(Stored records)
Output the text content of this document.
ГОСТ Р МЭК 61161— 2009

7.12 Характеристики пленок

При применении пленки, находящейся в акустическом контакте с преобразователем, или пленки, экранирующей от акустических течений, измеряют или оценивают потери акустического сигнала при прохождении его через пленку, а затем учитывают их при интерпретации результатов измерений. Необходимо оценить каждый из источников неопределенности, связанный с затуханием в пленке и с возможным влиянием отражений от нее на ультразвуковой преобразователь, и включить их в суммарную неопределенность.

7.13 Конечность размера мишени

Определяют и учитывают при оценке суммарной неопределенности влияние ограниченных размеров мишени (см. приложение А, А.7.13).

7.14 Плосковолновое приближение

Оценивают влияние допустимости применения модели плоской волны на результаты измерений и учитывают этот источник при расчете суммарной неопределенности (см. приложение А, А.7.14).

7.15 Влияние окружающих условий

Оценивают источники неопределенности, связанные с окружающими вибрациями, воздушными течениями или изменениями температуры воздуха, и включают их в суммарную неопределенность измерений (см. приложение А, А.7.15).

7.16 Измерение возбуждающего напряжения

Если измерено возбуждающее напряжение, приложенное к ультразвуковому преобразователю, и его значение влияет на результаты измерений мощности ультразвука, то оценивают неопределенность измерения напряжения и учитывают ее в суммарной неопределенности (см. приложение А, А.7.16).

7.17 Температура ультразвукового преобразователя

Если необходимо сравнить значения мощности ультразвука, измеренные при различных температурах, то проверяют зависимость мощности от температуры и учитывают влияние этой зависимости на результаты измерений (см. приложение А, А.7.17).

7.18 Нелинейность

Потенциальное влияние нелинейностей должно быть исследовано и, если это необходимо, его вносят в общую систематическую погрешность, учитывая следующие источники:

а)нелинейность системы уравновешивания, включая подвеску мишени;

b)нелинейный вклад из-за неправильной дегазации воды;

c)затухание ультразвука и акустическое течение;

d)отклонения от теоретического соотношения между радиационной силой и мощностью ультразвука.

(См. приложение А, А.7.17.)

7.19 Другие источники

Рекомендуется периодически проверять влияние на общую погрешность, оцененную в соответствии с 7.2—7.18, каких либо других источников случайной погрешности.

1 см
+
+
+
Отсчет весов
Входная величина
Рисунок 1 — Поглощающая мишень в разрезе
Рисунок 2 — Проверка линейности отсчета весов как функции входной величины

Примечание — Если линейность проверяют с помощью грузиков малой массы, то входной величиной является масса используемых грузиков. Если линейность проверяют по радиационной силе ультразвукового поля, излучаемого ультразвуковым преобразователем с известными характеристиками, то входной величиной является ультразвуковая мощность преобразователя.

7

**Task instructions**
Each line in the data that holds the string "весов" should be found and copied.

**Task result**
Отсчет весов
Рисунок 2 — Проверка линейности отсчета весов как функции входной величины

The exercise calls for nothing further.